Extracted records
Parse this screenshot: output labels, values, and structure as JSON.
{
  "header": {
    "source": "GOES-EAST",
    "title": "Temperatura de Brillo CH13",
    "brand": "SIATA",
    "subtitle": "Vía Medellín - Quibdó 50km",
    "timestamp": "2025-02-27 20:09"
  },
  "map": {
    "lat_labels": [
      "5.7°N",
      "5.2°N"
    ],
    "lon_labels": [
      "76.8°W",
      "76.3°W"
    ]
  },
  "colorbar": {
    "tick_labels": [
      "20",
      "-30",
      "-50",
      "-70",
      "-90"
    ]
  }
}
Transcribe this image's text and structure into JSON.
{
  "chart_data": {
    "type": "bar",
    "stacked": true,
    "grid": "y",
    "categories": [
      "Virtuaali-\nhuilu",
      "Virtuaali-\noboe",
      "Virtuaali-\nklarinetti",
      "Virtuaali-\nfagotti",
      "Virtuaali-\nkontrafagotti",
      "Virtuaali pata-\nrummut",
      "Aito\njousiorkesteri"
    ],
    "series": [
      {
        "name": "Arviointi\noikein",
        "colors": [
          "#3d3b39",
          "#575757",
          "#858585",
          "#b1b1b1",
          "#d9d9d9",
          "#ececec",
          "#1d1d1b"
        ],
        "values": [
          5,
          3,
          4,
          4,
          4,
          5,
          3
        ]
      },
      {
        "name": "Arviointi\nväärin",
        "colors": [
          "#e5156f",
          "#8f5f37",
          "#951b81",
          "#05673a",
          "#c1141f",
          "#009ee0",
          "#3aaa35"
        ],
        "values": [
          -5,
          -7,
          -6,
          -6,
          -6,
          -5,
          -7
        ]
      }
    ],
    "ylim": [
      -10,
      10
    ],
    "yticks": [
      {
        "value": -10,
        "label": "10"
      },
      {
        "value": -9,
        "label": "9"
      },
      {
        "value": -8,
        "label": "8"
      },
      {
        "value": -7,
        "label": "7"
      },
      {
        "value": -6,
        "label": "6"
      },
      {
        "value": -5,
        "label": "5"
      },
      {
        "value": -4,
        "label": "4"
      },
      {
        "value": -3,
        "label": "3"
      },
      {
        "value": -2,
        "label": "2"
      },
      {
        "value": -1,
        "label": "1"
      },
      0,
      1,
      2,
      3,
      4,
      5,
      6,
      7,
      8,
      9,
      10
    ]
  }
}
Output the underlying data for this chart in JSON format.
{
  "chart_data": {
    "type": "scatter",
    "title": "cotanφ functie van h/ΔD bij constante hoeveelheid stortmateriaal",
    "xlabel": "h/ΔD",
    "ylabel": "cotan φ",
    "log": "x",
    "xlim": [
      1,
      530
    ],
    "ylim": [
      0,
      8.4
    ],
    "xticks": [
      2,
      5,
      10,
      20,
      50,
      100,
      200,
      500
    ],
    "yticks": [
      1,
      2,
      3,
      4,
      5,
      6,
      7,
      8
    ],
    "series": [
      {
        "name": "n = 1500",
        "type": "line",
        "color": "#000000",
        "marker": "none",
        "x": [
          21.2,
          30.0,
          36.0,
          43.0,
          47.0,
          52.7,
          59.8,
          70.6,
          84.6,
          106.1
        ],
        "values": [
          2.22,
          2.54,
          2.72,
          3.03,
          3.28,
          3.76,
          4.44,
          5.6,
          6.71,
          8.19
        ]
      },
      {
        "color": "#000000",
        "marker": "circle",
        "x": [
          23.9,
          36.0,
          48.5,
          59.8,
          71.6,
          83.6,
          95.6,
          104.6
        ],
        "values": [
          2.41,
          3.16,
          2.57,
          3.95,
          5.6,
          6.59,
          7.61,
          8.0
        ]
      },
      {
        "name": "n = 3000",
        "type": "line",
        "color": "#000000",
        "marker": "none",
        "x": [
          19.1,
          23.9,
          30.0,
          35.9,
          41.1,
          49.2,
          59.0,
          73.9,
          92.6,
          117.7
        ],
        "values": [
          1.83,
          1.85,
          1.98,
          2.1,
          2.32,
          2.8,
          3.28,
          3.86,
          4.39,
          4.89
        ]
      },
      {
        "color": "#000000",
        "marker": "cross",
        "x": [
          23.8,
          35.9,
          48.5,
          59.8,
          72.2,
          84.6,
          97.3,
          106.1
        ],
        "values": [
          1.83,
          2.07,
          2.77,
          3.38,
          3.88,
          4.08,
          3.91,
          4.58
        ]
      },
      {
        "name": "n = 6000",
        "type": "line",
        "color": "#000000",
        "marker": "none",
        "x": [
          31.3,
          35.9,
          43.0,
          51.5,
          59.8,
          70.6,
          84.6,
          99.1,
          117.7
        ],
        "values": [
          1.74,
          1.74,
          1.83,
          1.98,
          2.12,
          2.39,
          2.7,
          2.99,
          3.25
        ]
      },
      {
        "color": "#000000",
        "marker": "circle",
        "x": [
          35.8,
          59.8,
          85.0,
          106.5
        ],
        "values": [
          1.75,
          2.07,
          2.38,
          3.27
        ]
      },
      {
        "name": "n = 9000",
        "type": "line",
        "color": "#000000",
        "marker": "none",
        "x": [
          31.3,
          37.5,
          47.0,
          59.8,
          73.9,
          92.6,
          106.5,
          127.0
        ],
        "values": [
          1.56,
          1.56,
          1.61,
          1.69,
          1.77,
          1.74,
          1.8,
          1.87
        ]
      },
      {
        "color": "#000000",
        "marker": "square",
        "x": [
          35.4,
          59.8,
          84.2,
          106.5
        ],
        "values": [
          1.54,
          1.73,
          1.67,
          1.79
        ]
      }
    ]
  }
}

--- What needs to be done ---
Of the lines above, copy each that contains "name".

--- Result ---
        "name": "Arviointi\noikein",
        "name": "Arviointi\nväärin",
        "name": "n = 1500",
        "name": "n = 3000",
        "name": "n = 6000",
        "name": "n = 9000",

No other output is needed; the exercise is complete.